- [Work instructions] Reproduce all of the data below without alteration; exclude every picture.

## begin Extracted records

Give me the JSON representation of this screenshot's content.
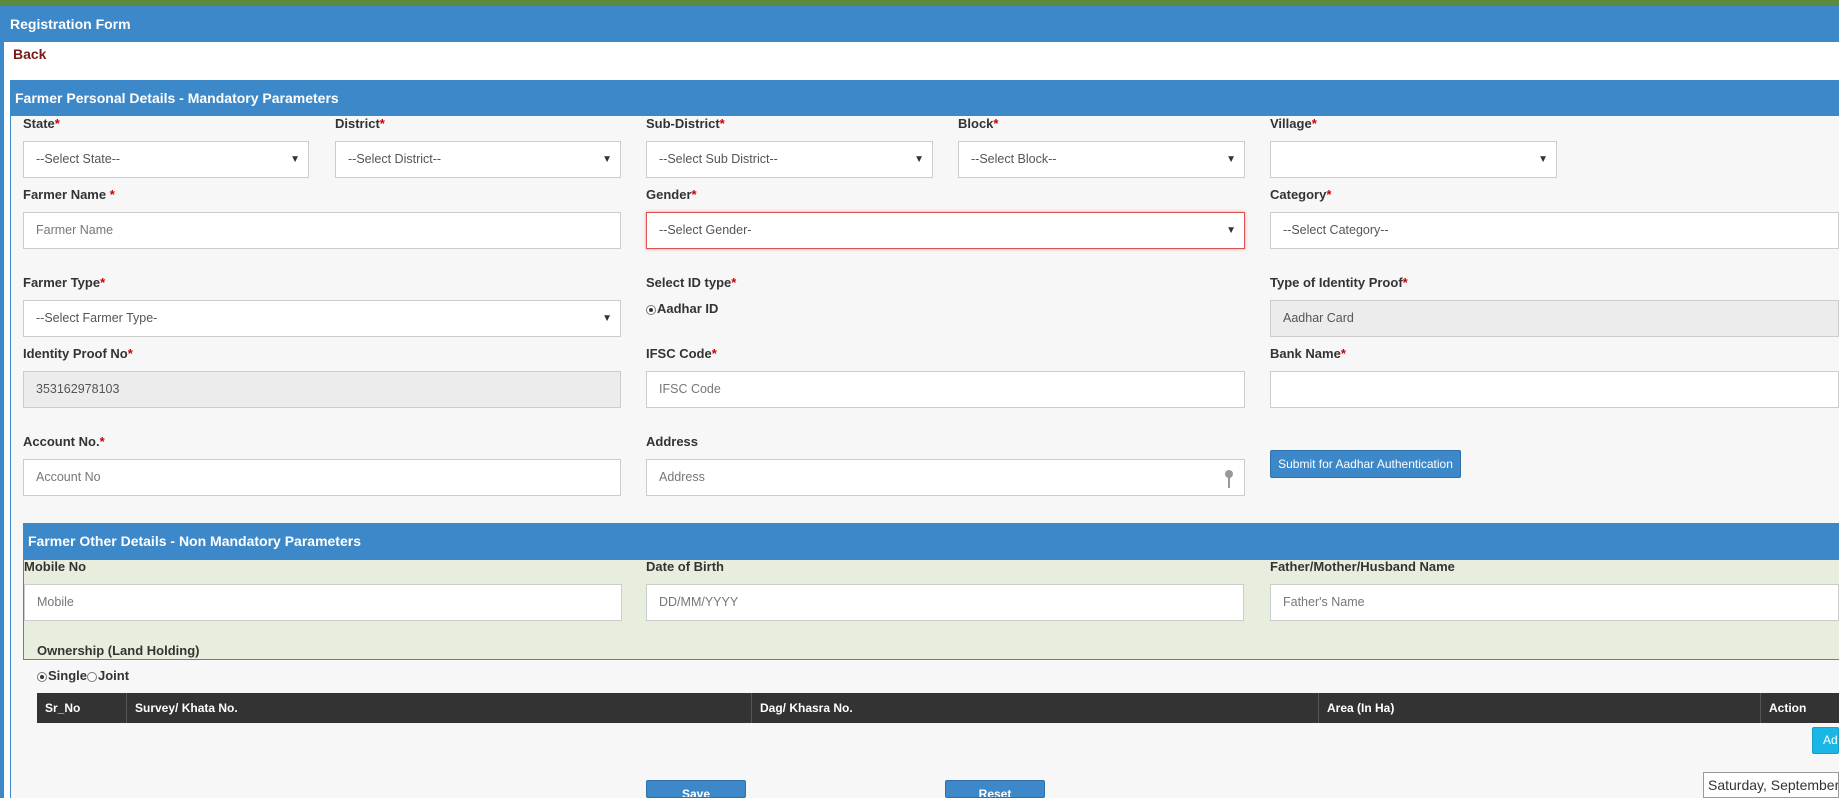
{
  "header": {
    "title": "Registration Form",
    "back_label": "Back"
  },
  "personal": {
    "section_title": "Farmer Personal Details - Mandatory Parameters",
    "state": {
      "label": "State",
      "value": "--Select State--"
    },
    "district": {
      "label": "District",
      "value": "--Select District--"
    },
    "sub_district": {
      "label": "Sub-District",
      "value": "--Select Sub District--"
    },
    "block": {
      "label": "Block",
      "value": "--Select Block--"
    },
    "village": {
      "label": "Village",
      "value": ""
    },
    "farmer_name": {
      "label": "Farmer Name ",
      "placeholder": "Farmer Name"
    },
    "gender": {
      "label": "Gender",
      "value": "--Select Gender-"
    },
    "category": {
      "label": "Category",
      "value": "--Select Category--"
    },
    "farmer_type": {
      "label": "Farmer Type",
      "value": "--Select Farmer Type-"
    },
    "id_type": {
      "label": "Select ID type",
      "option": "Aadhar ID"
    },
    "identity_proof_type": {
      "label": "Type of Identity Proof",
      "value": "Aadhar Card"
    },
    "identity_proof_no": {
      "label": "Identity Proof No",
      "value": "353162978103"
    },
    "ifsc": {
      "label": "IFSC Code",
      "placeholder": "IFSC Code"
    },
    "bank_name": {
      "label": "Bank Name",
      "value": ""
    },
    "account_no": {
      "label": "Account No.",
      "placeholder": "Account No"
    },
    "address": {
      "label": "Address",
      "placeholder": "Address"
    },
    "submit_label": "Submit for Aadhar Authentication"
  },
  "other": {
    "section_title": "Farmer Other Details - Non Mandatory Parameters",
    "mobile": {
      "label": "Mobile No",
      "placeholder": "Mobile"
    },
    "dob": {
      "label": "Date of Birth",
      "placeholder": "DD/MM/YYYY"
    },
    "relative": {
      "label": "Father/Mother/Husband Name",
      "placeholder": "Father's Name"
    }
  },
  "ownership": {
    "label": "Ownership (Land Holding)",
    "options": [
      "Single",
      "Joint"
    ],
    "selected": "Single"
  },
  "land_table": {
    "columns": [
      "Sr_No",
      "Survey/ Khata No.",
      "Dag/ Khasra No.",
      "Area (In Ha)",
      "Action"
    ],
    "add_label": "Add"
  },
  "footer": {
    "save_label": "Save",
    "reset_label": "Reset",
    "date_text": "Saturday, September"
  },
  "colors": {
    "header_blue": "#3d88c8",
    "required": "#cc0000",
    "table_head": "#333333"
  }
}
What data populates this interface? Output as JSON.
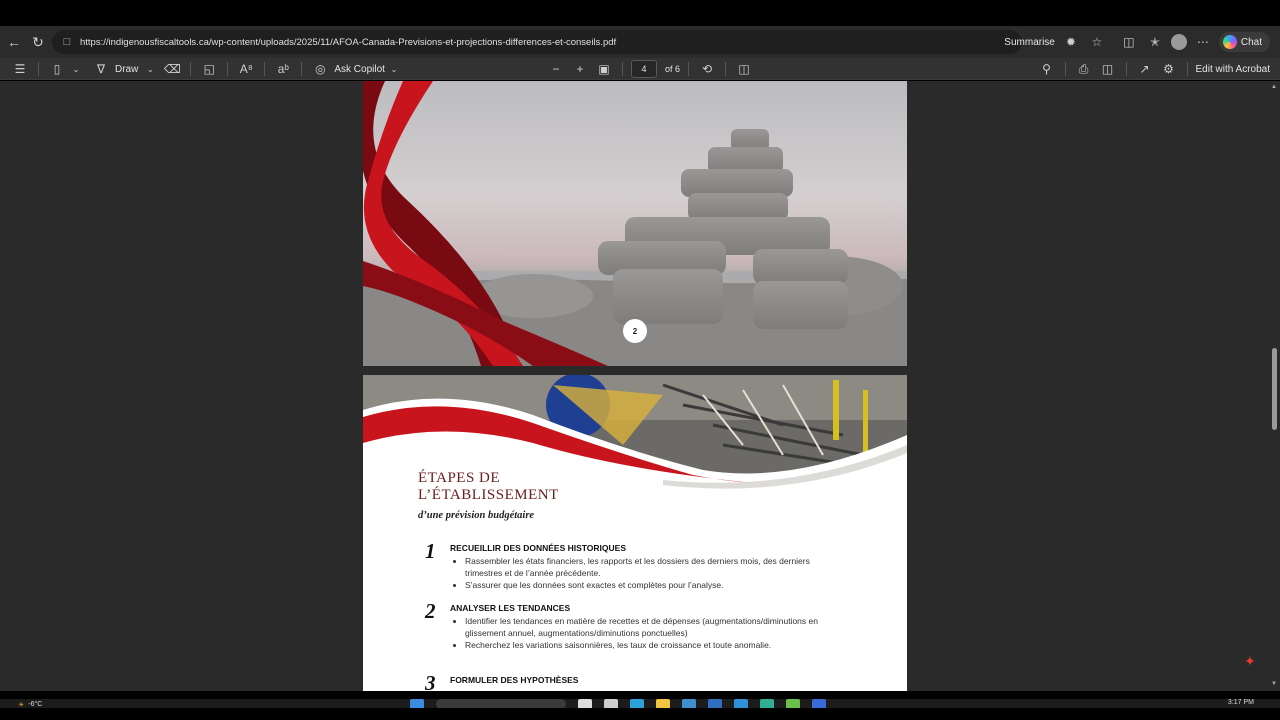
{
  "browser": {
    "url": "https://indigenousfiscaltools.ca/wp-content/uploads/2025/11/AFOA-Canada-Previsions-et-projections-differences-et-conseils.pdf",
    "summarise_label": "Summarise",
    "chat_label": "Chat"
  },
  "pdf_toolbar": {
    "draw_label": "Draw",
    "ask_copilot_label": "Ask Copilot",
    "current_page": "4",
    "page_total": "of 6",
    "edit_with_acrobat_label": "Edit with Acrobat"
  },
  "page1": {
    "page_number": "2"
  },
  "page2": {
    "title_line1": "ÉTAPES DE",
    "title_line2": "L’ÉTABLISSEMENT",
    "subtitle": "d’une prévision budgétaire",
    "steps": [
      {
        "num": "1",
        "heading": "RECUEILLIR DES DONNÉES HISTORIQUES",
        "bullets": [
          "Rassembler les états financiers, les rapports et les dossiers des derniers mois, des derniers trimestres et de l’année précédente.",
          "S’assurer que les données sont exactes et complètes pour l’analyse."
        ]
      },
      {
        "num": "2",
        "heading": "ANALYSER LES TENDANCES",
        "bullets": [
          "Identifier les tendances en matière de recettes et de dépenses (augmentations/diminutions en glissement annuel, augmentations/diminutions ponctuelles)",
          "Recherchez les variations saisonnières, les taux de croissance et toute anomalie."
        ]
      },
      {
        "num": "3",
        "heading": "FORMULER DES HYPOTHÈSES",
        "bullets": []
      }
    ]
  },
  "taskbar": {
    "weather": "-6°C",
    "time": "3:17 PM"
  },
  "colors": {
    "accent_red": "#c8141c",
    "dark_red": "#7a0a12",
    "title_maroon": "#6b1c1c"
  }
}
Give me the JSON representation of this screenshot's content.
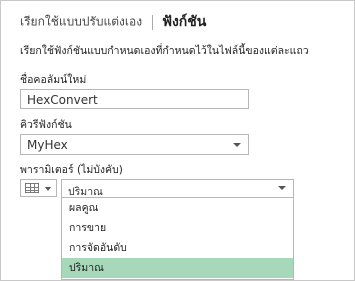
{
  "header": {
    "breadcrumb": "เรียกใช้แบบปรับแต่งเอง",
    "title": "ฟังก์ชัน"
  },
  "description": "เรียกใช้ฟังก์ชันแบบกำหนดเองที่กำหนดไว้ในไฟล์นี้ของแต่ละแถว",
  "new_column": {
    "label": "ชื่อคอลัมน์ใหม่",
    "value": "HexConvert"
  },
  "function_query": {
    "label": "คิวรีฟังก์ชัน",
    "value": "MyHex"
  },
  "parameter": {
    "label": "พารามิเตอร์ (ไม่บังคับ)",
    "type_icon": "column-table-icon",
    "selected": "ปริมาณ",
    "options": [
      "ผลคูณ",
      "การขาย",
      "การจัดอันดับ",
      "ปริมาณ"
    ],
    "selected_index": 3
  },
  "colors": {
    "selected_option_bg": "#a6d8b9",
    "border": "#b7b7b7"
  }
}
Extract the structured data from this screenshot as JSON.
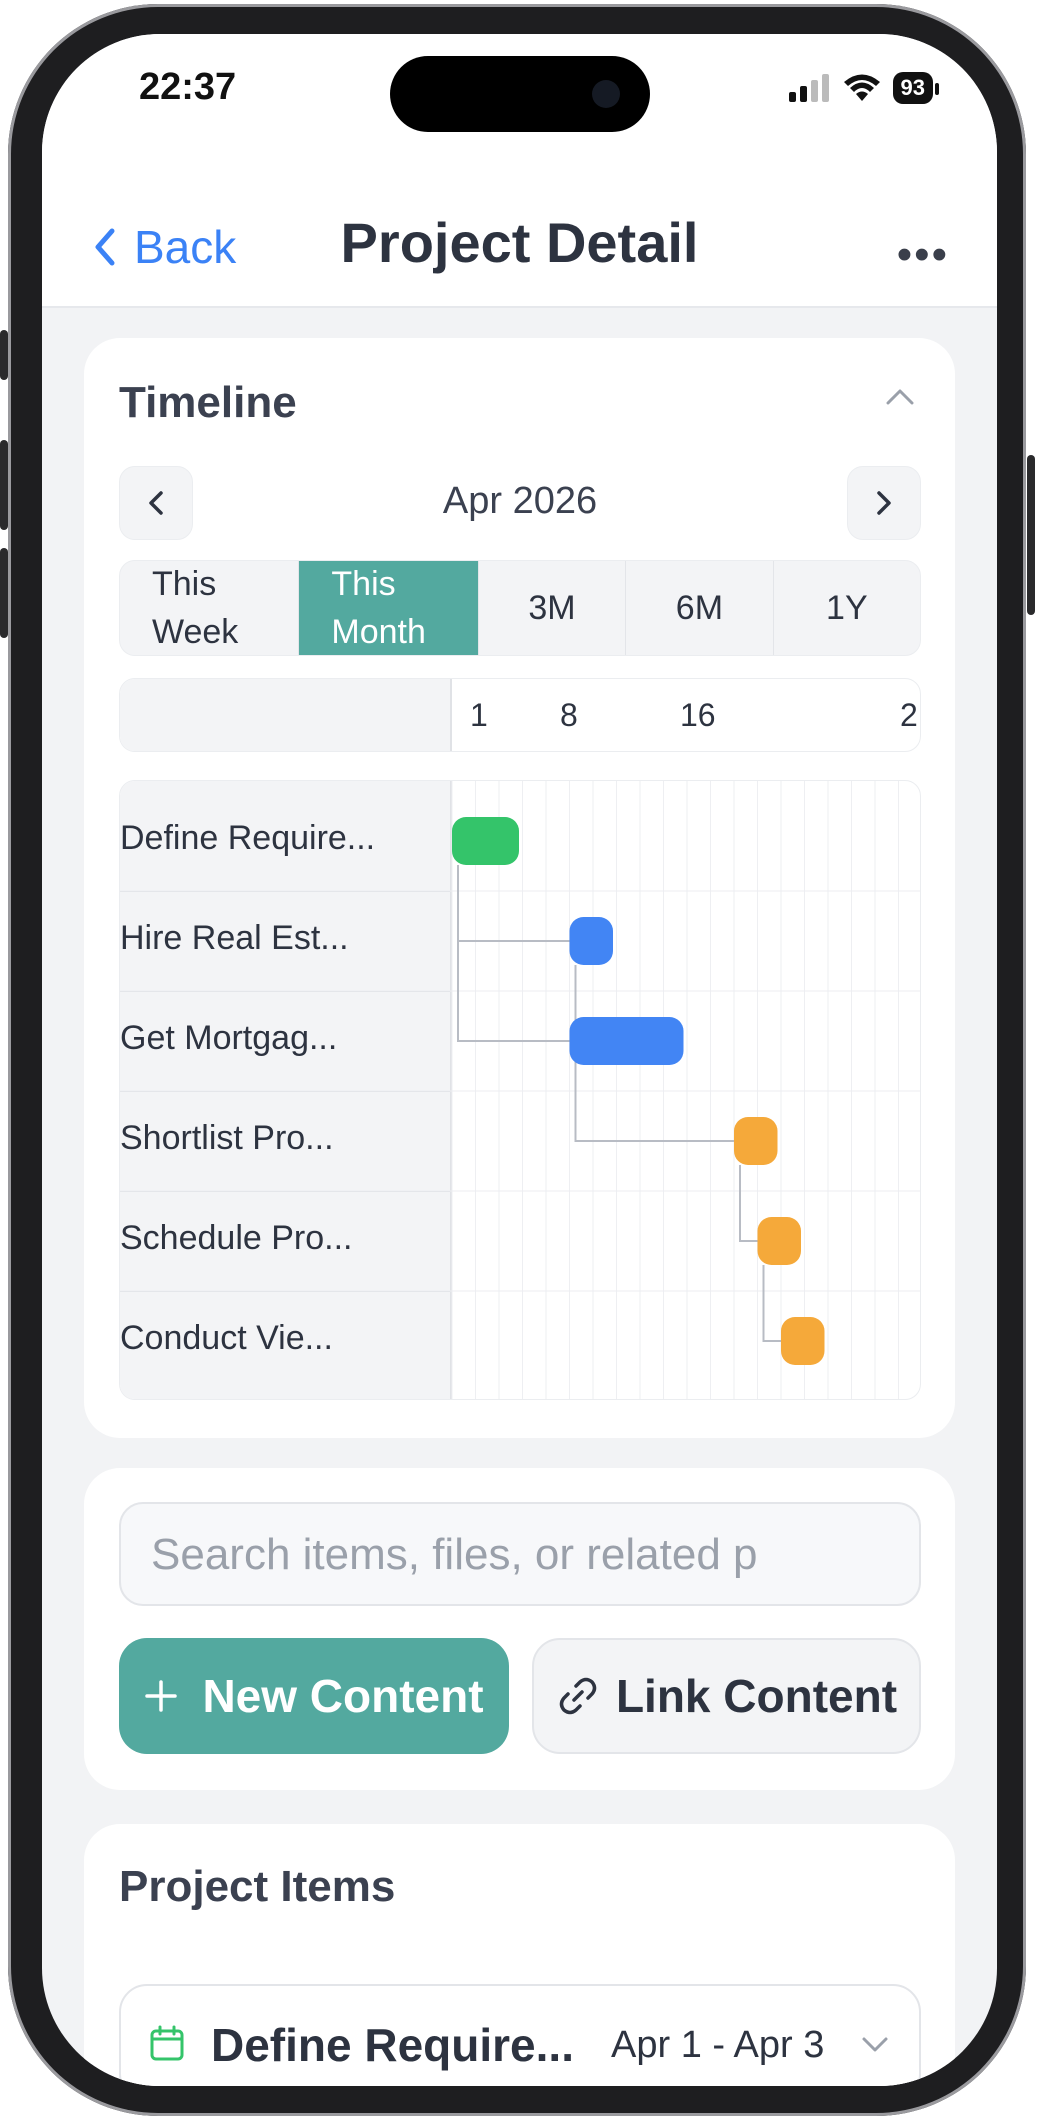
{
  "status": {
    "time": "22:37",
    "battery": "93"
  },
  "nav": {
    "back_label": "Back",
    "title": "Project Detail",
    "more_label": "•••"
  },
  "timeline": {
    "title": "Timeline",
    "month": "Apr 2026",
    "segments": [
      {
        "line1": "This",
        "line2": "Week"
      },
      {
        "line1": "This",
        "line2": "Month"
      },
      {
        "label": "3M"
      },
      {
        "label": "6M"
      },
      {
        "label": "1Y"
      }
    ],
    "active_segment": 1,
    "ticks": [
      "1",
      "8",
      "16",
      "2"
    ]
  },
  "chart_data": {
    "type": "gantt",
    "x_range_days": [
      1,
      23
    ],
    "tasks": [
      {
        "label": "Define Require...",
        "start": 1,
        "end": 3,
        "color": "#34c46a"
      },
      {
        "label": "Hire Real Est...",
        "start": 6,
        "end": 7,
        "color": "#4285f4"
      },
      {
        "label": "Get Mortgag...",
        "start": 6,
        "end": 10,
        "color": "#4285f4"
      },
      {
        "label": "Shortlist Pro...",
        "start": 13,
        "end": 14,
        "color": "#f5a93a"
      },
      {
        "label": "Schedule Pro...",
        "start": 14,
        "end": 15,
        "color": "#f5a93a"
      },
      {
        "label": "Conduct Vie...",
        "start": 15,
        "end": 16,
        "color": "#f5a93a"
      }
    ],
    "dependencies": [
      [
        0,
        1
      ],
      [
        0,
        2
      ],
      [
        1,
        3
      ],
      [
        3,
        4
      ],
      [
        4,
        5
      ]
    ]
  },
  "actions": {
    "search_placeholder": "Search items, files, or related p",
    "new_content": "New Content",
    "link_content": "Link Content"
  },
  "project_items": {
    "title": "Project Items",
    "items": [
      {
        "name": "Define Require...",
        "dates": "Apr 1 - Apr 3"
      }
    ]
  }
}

## end Extracted records

- [Response]
Give me the JSON representation of this screenshot's content.
{
  "header": {
    "title": "Registration Form",
    "back_label": "Back"
  },
  "personal": {
    "section_title": "Farmer Personal Details - Mandatory Parameters",
    "state": {
      "label": "State",
      "value": "--Select State--"
    },
    "district": {
      "label": "District",
      "value": "--Select District--"
    },
    "sub_district": {
      "label": "Sub-District",
      "value": "--Select Sub District--"
    },
    "block": {
      "label": "Block",
      "value": "--Select Block--"
    },
    "village": {
      "label": "Village",
      "value": ""
    },
    "farmer_name": {
      "label": "Farmer Name ",
      "placeholder": "Farmer Name"
    },
    "gender": {
      "label": "Gender",
      "value": "--Select Gender-"
    },
    "category": {
      "label": "Category",
      "value": "--Select Category--"
    },
    "farmer_type": {
      "label": "Farmer Type",
      "value": "--Select Farmer Type-"
    },
    "id_type": {
      "label": "Select ID type",
      "option": "Aadhar ID"
    },
    "identity_proof_type": {
      "label": "Type of Identity Proof",
      "value": "Aadhar Card"
    },
    "identity_proof_no": {
      "label": "Identity Proof No",
      "value": "353162978103"
    },
    "ifsc": {
      "label": "IFSC Code",
      "placeholder": "IFSC Code"
    },
    "bank_name": {
      "label": "Bank Name",
      "value": ""
    },
    "account_no": {
      "label": "Account No.",
      "placeholder": "Account No"
    },
    "address": {
      "label": "Address",
      "placeholder": "Address"
    },
    "submit_label": "Submit for Aadhar Authentication"
  },
  "other": {
    "section_title": "Farmer Other Details - Non Mandatory Parameters",
    "mobile": {
      "label": "Mobile No",
      "placeholder": "Mobile"
    },
    "dob": {
      "label": "Date of Birth",
      "placeholder": "DD/MM/YYYY"
    },
    "relative": {
      "label": "Father/Mother/Husband Name",
      "placeholder": "Father's Name"
    }
  },
  "ownership": {
    "label": "Ownership (Land Holding)",
    "options": [
      "Single",
      "Joint"
    ],
    "selected": "Single"
  },
  "land_table": {
    "columns": [
      "Sr_No",
      "Survey/ Khata No.",
      "Dag/ Khasra No.",
      "Area (In Ha)",
      "Action"
    ],
    "add_label": "Add"
  },
  "footer": {
    "save_label": "Save",
    "reset_label": "Reset",
    "date_text": "Saturday, September"
  },
  "colors": {
    "header_blue": "#3d88c8",
    "required": "#cc0000",
    "table_head": "#333333"
  }
}
What data populates this interface? Output as JSON.
{
  "browser": {
    "url": "https://indigenousfiscaltools.ca/wp-content/uploads/2025/11/AFOA-Canada-Previsions-et-projections-differences-et-conseils.pdf",
    "summarise_label": "Summarise",
    "chat_label": "Chat"
  },
  "pdf_toolbar": {
    "draw_label": "Draw",
    "ask_copilot_label": "Ask Copilot",
    "current_page": "4",
    "page_total": "of 6",
    "edit_with_acrobat_label": "Edit with Acrobat"
  },
  "page1": {
    "page_number": "2"
  },
  "page2": {
    "title_line1": "ÉTAPES DE",
    "title_line2": "L’ÉTABLISSEMENT",
    "subtitle": "d’une prévision budgétaire",
    "steps": [
      {
        "num": "1",
        "heading": "RECUEILLIR DES DONNÉES HISTORIQUES",
        "bullets": [
          "Rassembler les états financiers, les rapports et les dossiers des derniers mois, des derniers trimestres et de l’année précédente.",
          "S’assurer que les données sont exactes et complètes pour l’analyse."
        ]
      },
      {
        "num": "2",
        "heading": "ANALYSER LES TENDANCES",
        "bullets": [
          "Identifier les tendances en matière de recettes et de dépenses (augmentations/diminutions en glissement annuel, augmentations/diminutions ponctuelles)",
          "Recherchez les variations saisonnières, les taux de croissance et toute anomalie."
        ]
      },
      {
        "num": "3",
        "heading": "FORMULER DES HYPOTHÈSES",
        "bullets": []
      }
    ]
  },
  "taskbar": {
    "weather": "-6°C",
    "time": "3:17 PM"
  },
  "colors": {
    "accent_red": "#c8141c",
    "dark_red": "#7a0a12",
    "title_maroon": "#6b1c1c"
  }
}
Give me the JSON representation of this screenshot's content.
{
  "header": {
    "breadcrumb": "เรียกใช้แบบปรับแต่งเอง",
    "title": "ฟังก์ชัน"
  },
  "description": "เรียกใช้ฟังก์ชันแบบกำหนดเองที่กำหนดไว้ในไฟล์นี้ของแต่ละแถว",
  "new_column": {
    "label": "ชื่อคอลัมน์ใหม่",
    "value": "HexConvert"
  },
  "function_query": {
    "label": "คิวรีฟังก์ชัน",
    "value": "MyHex"
  },
  "parameter": {
    "label": "พารามิเตอร์ (ไม่บังคับ)",
    "type_icon": "column-table-icon",
    "selected": "ปริมาณ",
    "options": [
      "ผลคูณ",
      "การขาย",
      "การจัดอันดับ",
      "ปริมาณ"
    ],
    "selected_index": 3
  },
  "colors": {
    "selected_option_bg": "#a6d8b9",
    "border": "#b7b7b7"
  }
}
Extract the structured data from this screenshot as JSON.
{
  "status": {
    "time": "22:37",
    "battery": "93"
  },
  "nav": {
    "back_label": "Back",
    "title": "Project Detail",
    "more_label": "•••"
  },
  "timeline": {
    "title": "Timeline",
    "month": "Apr 2026",
    "segments": [
      {
        "line1": "This",
        "line2": "Week"
      },
      {
        "line1": "This",
        "line2": "Month"
      },
      {
        "label": "3M"
      },
      {
        "label": "6M"
      },
      {
        "label": "1Y"
      }
    ],
    "active_segment": 1,
    "ticks": [
      "1",
      "8",
      "16",
      "2"
    ]
  },
  "chart_data": {
    "type": "gantt",
    "x_range_days": [
      1,
      23
    ],
    "tasks": [
      {
        "label": "Define Require...",
        "start": 1,
        "end": 3,
        "color": "#34c46a"
      },
      {
        "label": "Hire Real Est...",
        "start": 6,
        "end": 7,
        "color": "#4285f4"
      },
      {
        "label": "Get Mortgag...",
        "start": 6,
        "end": 10,
        "color": "#4285f4"
      },
      {
        "label": "Shortlist Pro...",
        "start": 13,
        "end": 14,
        "color": "#f5a93a"
      },
      {
        "label": "Schedule Pro...",
        "start": 14,
        "end": 15,
        "color": "#f5a93a"
      },
      {
        "label": "Conduct Vie...",
        "start": 15,
        "end": 16,
        "color": "#f5a93a"
      }
    ],
    "dependencies": [
      [
        0,
        1
      ],
      [
        0,
        2
      ],
      [
        1,
        3
      ],
      [
        3,
        4
      ],
      [
        4,
        5
      ]
    ]
  },
  "actions": {
    "search_placeholder": "Search items, files, or related p",
    "new_content": "New Content",
    "link_content": "Link Content"
  },
  "project_items": {
    "title": "Project Items",
    "items": [
      {
        "name": "Define Require...",
        "dates": "Apr 1 - Apr 3"
      }
    ]
  }
}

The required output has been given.